# GOAL:
Retype each line of the material exactly, please, skipping any picture in it.

**** ENTRIES ****

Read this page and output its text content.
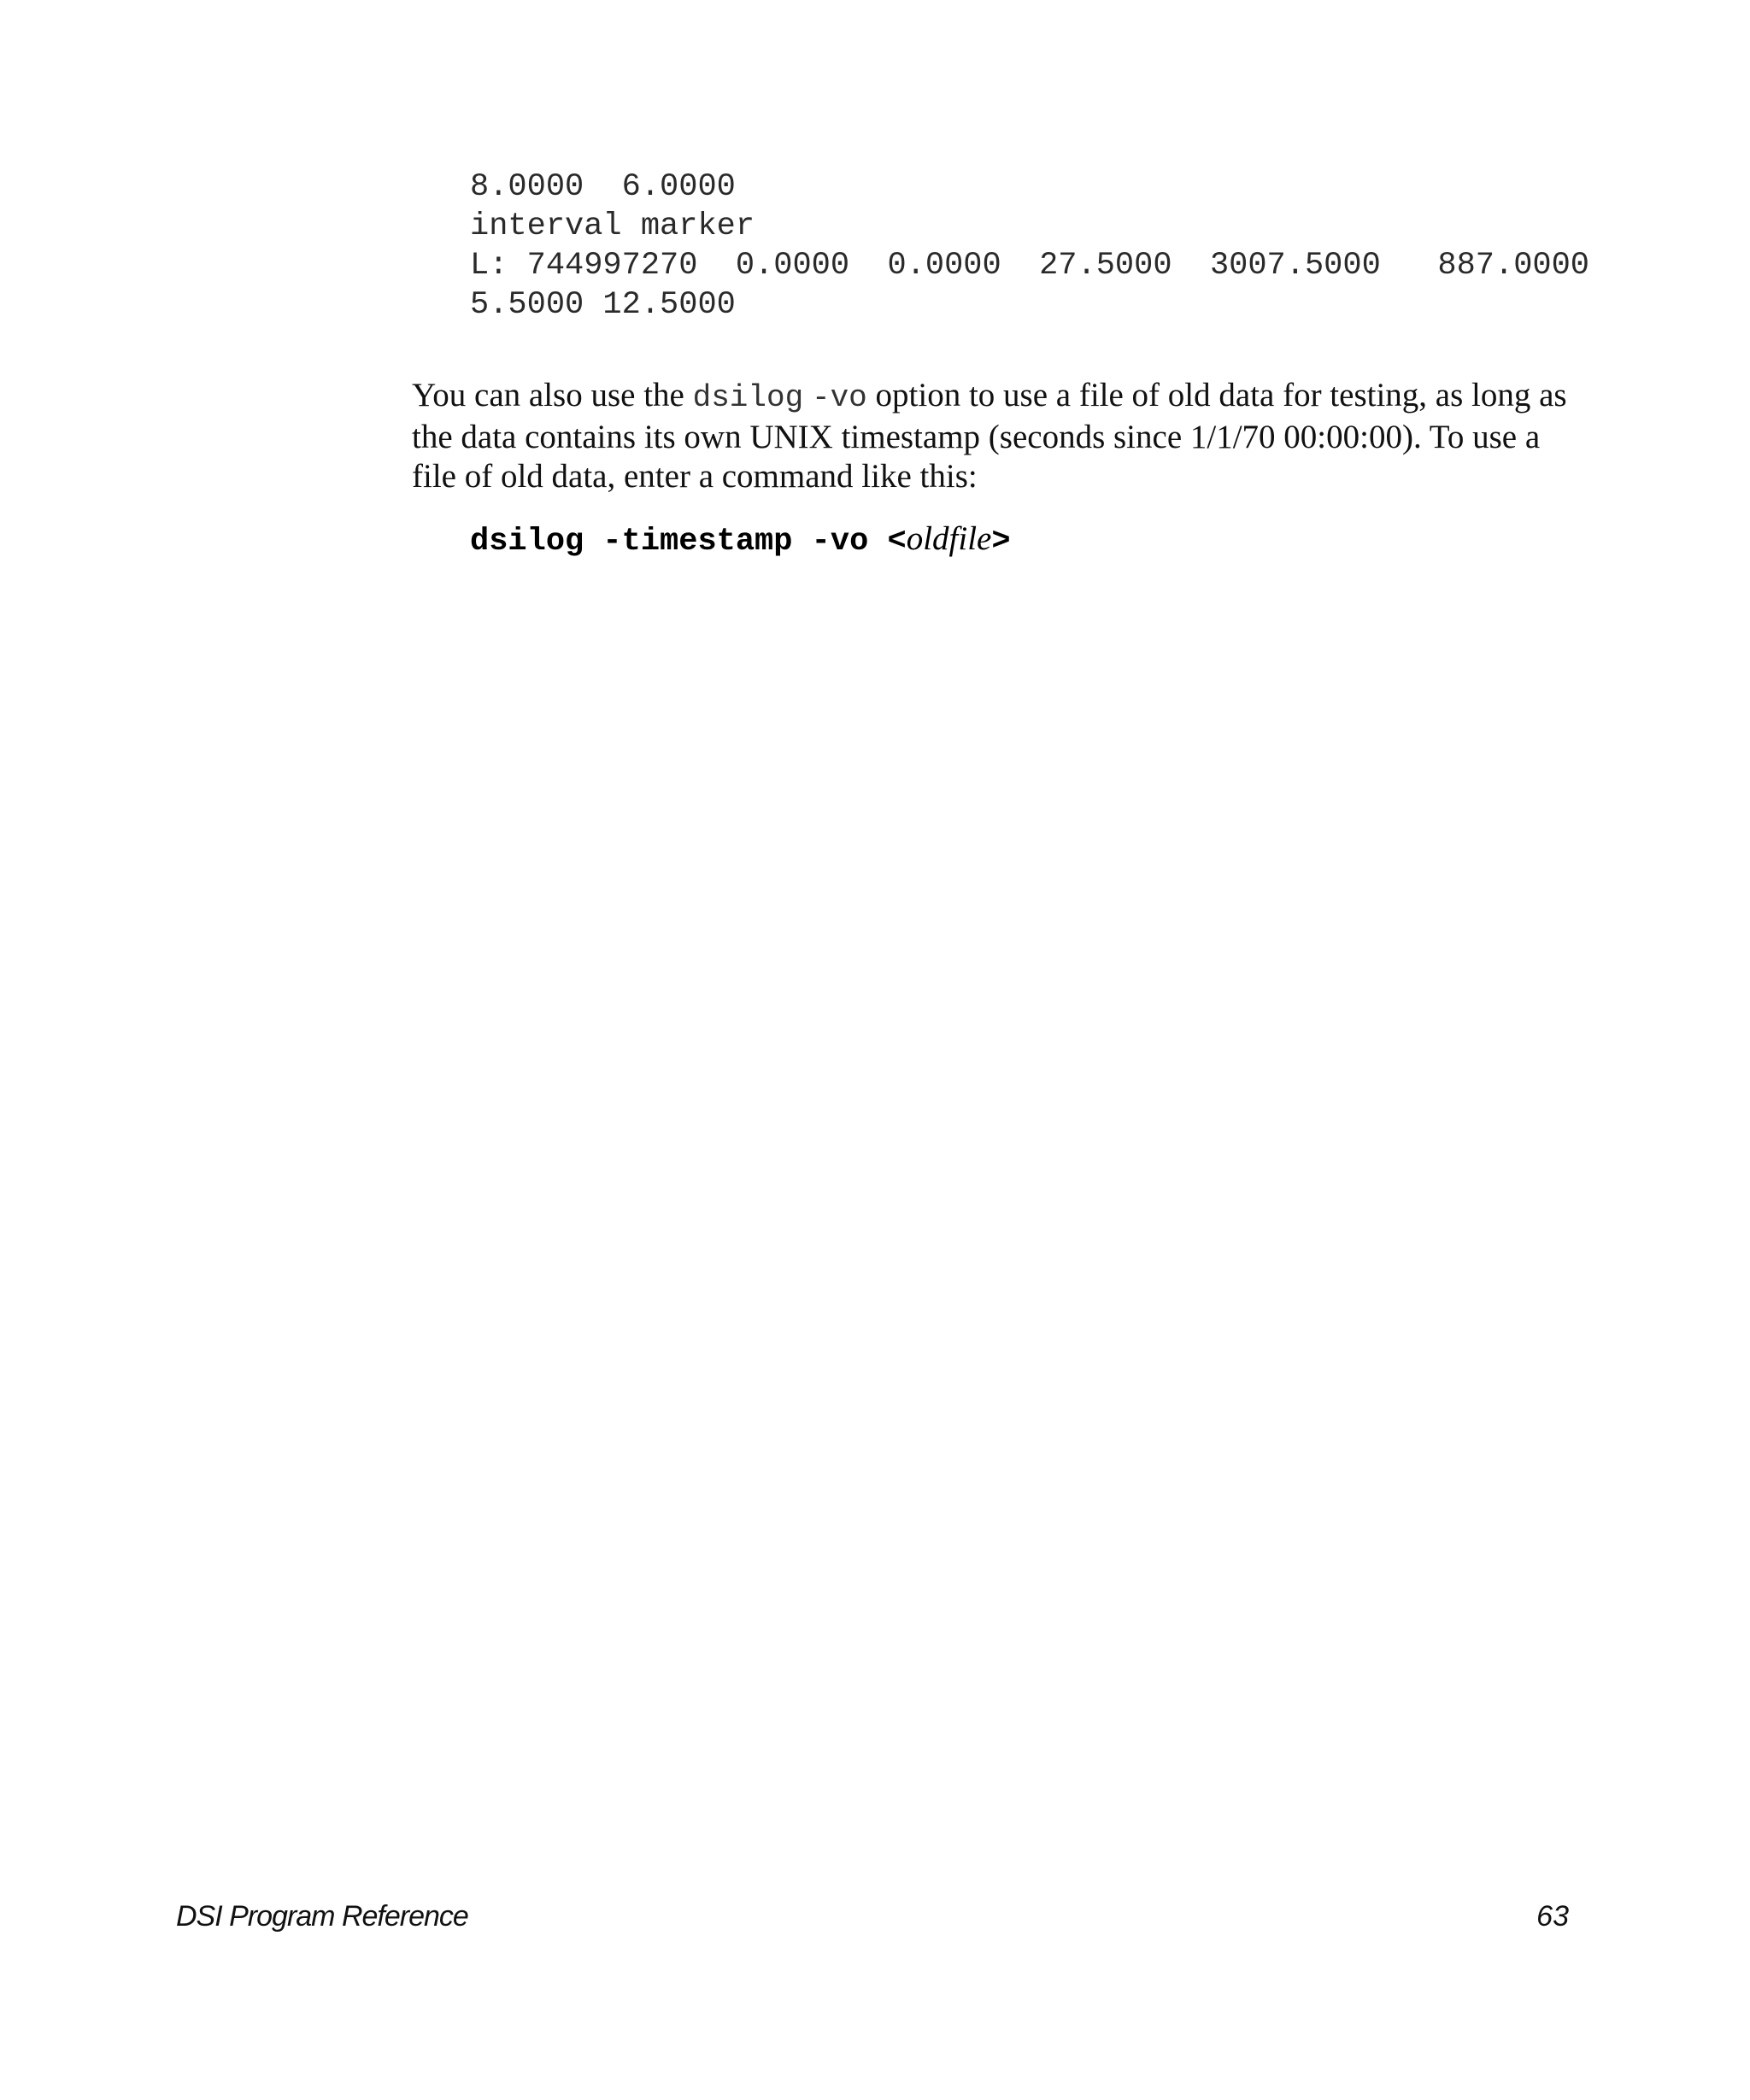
8.0000  6.0000
interval marker
L: 744997270  0.0000  0.0000  27.5000  3007.5000   887.0000
5.5000 12.5000

You can also use the dsilog -vo option to use a file of old data for testing, as long as the data contains its own UNIX timestamp (seconds since 1/1/70 00:00:00). To use a file of old data, enter a command like this:

dsilog -timestamp -vo <oldfile>

DSI Program Reference	63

****

# RESULT FOR THIS EXERCISE:
Read this page and output its text content.
8.0000  6.0000
interval marker
L: 744997270  0.0000  0.0000  27.5000  3007.5000   887.0000
5.5000 12.5000

You can also use the dsilog -vo option to use a file of old data for testing, as long as the data contains its own UNIX timestamp (seconds since 1/1/70 00:00:00). To use a file of old data, enter a command like this:

dsilog -timestamp -vo <oldfile>

DSI Program Reference	63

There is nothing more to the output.